== Task to carry out ==
Work through the data line by line, gathering every line that has the word "Access".

Dataset records:
[Start]
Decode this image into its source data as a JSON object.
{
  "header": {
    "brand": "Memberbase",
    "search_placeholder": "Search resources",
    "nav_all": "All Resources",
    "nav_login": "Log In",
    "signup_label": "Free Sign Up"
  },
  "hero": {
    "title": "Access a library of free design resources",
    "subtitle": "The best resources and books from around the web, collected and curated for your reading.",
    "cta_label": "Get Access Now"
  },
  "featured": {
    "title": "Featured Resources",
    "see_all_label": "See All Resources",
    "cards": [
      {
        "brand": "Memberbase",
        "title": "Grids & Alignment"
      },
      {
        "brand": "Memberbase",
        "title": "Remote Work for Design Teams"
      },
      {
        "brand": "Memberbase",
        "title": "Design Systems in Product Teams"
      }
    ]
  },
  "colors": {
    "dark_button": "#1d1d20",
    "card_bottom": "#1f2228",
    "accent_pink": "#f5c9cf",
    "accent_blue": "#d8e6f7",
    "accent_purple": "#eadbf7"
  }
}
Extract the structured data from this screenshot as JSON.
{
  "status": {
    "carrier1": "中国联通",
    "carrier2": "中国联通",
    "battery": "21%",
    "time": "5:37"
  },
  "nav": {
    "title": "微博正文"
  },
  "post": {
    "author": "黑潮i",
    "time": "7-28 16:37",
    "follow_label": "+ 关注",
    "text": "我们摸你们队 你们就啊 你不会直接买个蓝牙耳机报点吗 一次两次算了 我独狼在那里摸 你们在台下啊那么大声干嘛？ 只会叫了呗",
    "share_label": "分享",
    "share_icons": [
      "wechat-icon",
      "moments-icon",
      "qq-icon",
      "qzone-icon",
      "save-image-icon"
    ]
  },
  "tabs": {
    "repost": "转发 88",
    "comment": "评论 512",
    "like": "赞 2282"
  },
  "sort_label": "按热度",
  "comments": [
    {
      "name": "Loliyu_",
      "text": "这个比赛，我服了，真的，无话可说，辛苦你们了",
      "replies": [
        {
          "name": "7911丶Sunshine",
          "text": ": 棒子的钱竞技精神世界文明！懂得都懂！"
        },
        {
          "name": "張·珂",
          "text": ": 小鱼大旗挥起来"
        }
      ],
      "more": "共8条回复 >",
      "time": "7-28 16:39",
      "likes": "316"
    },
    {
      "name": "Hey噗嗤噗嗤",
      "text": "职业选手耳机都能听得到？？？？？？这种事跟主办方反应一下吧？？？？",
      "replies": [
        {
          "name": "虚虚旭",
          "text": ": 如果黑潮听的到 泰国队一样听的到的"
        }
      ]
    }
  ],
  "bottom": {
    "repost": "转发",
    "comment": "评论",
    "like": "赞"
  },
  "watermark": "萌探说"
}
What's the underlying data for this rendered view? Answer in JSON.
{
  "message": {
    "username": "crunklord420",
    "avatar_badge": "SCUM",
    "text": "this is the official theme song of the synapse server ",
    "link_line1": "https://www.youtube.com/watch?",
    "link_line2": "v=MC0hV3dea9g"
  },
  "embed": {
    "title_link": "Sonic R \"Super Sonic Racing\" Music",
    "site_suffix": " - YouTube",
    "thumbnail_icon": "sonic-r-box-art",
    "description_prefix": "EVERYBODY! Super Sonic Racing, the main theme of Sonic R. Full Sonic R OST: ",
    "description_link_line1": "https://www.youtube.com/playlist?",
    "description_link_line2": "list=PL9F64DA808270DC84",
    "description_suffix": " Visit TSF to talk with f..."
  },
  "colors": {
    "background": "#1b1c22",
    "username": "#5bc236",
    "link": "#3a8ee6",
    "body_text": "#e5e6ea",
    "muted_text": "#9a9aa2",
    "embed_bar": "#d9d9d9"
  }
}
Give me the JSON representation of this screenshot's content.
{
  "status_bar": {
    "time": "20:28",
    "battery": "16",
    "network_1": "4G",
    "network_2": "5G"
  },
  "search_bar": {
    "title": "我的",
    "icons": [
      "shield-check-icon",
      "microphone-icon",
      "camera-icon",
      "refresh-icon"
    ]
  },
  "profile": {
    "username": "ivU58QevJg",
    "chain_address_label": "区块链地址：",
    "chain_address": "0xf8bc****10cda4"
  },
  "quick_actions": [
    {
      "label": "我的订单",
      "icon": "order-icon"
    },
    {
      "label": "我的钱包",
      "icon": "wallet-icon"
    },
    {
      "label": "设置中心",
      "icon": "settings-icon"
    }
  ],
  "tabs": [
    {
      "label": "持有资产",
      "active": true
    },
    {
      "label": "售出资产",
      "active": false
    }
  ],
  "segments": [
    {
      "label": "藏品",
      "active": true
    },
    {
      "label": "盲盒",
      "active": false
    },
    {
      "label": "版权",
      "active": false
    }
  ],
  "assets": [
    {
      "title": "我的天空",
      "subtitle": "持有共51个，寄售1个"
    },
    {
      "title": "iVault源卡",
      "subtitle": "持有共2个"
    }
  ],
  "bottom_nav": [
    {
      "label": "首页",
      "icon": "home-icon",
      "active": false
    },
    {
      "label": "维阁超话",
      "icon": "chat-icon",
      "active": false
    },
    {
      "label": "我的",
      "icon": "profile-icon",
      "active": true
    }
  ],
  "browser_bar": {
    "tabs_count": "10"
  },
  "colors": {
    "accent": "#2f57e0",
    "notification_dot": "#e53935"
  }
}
[End]
== Reply ==
    "title": "Access a library of free design resources",
    "cta_label": "Get Access Now"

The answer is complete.